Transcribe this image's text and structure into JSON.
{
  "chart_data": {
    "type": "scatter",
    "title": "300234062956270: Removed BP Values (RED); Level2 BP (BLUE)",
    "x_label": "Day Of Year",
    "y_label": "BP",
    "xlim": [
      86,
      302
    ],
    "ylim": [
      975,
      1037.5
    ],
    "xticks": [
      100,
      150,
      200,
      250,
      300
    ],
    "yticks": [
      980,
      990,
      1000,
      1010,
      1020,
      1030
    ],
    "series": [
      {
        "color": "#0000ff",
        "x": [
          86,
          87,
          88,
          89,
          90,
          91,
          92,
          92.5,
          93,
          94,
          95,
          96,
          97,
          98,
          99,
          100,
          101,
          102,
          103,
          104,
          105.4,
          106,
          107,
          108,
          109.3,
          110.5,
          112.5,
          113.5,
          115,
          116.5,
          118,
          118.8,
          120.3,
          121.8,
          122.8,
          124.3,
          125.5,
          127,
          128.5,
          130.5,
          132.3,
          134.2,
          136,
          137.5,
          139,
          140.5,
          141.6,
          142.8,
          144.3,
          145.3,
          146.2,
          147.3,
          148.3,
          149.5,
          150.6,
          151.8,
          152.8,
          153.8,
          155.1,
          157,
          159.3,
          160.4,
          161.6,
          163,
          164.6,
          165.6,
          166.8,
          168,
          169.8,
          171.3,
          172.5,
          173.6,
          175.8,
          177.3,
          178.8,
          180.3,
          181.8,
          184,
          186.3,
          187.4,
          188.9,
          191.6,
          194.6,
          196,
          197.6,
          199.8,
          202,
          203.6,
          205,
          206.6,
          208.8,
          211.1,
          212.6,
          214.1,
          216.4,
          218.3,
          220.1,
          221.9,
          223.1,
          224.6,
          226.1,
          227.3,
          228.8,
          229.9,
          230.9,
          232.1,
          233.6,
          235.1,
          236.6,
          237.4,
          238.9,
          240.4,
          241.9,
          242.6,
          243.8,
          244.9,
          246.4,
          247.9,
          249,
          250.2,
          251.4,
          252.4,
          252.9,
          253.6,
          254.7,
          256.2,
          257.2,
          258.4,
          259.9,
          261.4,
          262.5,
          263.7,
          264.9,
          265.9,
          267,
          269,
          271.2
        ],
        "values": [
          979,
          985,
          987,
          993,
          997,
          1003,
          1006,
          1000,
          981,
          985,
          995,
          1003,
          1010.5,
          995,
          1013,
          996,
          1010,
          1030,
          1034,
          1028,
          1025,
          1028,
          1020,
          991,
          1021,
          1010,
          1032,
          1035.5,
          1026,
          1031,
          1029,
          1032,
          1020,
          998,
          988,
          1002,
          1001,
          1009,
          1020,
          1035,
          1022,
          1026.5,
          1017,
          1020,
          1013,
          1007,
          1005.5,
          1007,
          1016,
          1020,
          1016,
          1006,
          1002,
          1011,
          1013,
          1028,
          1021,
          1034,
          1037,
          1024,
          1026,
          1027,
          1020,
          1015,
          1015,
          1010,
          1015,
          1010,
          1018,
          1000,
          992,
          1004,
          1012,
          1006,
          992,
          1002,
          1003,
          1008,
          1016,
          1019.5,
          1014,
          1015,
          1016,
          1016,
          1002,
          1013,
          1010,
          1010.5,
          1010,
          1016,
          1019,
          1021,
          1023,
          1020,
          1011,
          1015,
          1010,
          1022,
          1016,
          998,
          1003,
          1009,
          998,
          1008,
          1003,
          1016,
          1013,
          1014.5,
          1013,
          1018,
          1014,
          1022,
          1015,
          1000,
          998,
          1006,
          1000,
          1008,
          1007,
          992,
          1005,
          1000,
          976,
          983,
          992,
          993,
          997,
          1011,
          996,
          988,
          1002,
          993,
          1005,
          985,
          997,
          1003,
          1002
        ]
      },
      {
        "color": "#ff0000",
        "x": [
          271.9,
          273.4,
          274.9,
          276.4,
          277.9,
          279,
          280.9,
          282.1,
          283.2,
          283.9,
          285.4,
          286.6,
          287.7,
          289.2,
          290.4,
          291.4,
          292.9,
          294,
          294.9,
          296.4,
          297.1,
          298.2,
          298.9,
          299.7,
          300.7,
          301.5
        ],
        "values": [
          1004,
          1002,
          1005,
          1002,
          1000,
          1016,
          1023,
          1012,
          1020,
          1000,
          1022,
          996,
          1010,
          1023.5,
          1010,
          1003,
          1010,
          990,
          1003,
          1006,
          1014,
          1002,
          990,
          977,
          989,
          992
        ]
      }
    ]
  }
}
==*==
Please set down all the data word for word.

Transcribe this image's text and structure into JSON.
{
  "chart_data": {
    "type": "scatter",
    "title": "300234062956270: Removed BP Values (RED); Level2 BP (BLUE)",
    "x_label": "Day Of Year",
    "y_label": "BP",
    "xlim": [
      86,
      302
    ],
    "ylim": [
      975,
      1037.5
    ],
    "xticks": [
      100,
      150,
      200,
      250,
      300
    ],
    "yticks": [
      980,
      990,
      1000,
      1010,
      1020,
      1030
    ],
    "series": [
      {
        "color": "#0000ff",
        "x": [
          86,
          87,
          88,
          89,
          90,
          91,
          92,
          92.5,
          93,
          94,
          95,
          96,
          97,
          98,
          99,
          100,
          101,
          102,
          103,
          104,
          105.4,
          106,
          107,
          108,
          109.3,
          110.5,
          112.5,
          113.5,
          115,
          116.5,
          118,
          118.8,
          120.3,
          121.8,
          122.8,
          124.3,
          125.5,
          127,
          128.5,
          130.5,
          132.3,
          134.2,
          136,
          137.5,
          139,
          140.5,
          141.6,
          142.8,
          144.3,
          145.3,
          146.2,
          147.3,
          148.3,
          149.5,
          150.6,
          151.8,
          152.8,
          153.8,
          155.1,
          157,
          159.3,
          160.4,
          161.6,
          163,
          164.6,
          165.6,
          166.8,
          168,
          169.8,
          171.3,
          172.5,
          173.6,
          175.8,
          177.3,
          178.8,
          180.3,
          181.8,
          184,
          186.3,
          187.4,
          188.9,
          191.6,
          194.6,
          196,
          197.6,
          199.8,
          202,
          203.6,
          205,
          206.6,
          208.8,
          211.1,
          212.6,
          214.1,
          216.4,
          218.3,
          220.1,
          221.9,
          223.1,
          224.6,
          226.1,
          227.3,
          228.8,
          229.9,
          230.9,
          232.1,
          233.6,
          235.1,
          236.6,
          237.4,
          238.9,
          240.4,
          241.9,
          242.6,
          243.8,
          244.9,
          246.4,
          247.9,
          249,
          250.2,
          251.4,
          252.4,
          252.9,
          253.6,
          254.7,
          256.2,
          257.2,
          258.4,
          259.9,
          261.4,
          262.5,
          263.7,
          264.9,
          265.9,
          267,
          269,
          271.2
        ],
        "values": [
          979,
          985,
          987,
          993,
          997,
          1003,
          1006,
          1000,
          981,
          985,
          995,
          1003,
          1010.5,
          995,
          1013,
          996,
          1010,
          1030,
          1034,
          1028,
          1025,
          1028,
          1020,
          991,
          1021,
          1010,
          1032,
          1035.5,
          1026,
          1031,
          1029,
          1032,
          1020,
          998,
          988,
          1002,
          1001,
          1009,
          1020,
          1035,
          1022,
          1026.5,
          1017,
          1020,
          1013,
          1007,
          1005.5,
          1007,
          1016,
          1020,
          1016,
          1006,
          1002,
          1011,
          1013,
          1028,
          1021,
          1034,
          1037,
          1024,
          1026,
          1027,
          1020,
          1015,
          1015,
          1010,
          1015,
          1010,
          1018,
          1000,
          992,
          1004,
          1012,
          1006,
          992,
          1002,
          1003,
          1008,
          1016,
          1019.5,
          1014,
          1015,
          1016,
          1016,
          1002,
          1013,
          1010,
          1010.5,
          1010,
          1016,
          1019,
          1021,
          1023,
          1020,
          1011,
          1015,
          1010,
          1022,
          1016,
          998,
          1003,
          1009,
          998,
          1008,
          1003,
          1016,
          1013,
          1014.5,
          1013,
          1018,
          1014,
          1022,
          1015,
          1000,
          998,
          1006,
          1000,
          1008,
          1007,
          992,
          1005,
          1000,
          976,
          983,
          992,
          993,
          997,
          1011,
          996,
          988,
          1002,
          993,
          1005,
          985,
          997,
          1003,
          1002
        ]
      },
      {
        "color": "#ff0000",
        "x": [
          271.9,
          273.4,
          274.9,
          276.4,
          277.9,
          279,
          280.9,
          282.1,
          283.2,
          283.9,
          285.4,
          286.6,
          287.7,
          289.2,
          290.4,
          291.4,
          292.9,
          294,
          294.9,
          296.4,
          297.1,
          298.2,
          298.9,
          299.7,
          300.7,
          301.5
        ],
        "values": [
          1004,
          1002,
          1005,
          1002,
          1000,
          1016,
          1023,
          1012,
          1020,
          1000,
          1022,
          996,
          1010,
          1023.5,
          1010,
          1003,
          1010,
          990,
          1003,
          1006,
          1014,
          1002,
          990,
          977,
          989,
          992
        ]
      }
    ]
  }
}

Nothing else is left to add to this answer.